[start of SOURCE RECORDS]
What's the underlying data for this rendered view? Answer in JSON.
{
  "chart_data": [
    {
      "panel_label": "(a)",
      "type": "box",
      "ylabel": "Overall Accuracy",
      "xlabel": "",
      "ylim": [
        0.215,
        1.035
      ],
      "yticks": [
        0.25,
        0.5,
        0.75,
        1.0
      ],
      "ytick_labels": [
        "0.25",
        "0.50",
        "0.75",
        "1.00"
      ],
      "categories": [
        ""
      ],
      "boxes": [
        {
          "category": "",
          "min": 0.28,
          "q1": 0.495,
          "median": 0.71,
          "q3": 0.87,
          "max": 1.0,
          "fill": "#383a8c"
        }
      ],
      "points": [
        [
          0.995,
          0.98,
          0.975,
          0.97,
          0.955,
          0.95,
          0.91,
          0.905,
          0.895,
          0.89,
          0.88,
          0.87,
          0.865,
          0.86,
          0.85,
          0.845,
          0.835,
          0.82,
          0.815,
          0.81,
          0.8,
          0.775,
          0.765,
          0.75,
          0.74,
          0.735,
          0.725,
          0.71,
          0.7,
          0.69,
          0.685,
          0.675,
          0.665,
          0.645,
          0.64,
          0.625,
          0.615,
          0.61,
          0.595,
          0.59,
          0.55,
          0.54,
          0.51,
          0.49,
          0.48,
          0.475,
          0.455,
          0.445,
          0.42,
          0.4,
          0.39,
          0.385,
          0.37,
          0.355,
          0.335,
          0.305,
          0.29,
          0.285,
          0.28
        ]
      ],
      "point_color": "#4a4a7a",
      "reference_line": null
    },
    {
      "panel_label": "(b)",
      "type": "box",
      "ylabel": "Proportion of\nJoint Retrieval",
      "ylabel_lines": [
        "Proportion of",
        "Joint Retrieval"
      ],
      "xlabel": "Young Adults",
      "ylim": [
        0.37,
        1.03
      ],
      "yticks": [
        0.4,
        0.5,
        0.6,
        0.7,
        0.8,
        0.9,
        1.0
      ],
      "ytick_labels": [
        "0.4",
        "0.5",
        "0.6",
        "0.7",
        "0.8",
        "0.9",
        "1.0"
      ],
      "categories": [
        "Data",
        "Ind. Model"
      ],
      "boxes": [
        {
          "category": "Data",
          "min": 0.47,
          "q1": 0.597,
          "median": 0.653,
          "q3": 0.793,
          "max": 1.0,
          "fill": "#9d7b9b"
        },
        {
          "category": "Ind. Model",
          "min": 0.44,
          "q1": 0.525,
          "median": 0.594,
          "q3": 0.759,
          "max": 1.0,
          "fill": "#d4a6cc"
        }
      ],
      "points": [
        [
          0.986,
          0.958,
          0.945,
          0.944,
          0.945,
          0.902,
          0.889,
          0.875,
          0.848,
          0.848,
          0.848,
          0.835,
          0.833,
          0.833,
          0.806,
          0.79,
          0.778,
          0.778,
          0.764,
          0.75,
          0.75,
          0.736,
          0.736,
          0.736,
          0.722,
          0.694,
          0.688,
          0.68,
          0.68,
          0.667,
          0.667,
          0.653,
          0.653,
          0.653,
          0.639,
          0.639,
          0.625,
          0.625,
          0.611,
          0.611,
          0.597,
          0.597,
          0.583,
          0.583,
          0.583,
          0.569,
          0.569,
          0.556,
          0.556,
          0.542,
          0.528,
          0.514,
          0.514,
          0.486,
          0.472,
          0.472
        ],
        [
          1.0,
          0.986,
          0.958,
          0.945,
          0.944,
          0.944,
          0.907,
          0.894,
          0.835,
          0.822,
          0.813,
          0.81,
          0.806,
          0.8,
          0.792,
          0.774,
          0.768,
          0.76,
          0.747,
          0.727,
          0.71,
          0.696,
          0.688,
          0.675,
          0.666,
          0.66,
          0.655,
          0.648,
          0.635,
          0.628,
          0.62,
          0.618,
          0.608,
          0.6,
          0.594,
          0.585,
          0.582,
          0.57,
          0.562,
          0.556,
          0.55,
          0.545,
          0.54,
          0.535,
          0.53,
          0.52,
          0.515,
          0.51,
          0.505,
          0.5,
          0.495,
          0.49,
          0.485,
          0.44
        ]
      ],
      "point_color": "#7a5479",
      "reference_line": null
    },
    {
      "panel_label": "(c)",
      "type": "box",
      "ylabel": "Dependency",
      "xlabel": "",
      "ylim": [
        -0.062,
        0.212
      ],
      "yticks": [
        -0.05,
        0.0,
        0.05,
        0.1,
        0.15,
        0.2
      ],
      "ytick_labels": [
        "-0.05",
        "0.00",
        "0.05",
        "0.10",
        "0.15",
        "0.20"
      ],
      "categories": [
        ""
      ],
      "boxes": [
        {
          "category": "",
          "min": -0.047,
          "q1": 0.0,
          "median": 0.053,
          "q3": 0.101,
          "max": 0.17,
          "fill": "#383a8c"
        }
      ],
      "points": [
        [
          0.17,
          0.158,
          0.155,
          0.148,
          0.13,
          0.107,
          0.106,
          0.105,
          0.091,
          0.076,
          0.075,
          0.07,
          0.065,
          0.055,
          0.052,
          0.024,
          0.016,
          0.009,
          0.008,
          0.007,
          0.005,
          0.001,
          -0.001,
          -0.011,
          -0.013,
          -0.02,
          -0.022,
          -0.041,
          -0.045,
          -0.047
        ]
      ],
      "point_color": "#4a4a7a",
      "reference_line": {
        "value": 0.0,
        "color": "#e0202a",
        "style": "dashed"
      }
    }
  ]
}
[end of SOURCE RECORDS]
Count the lines in the records above that contain the word "median", and reply with only that number.

4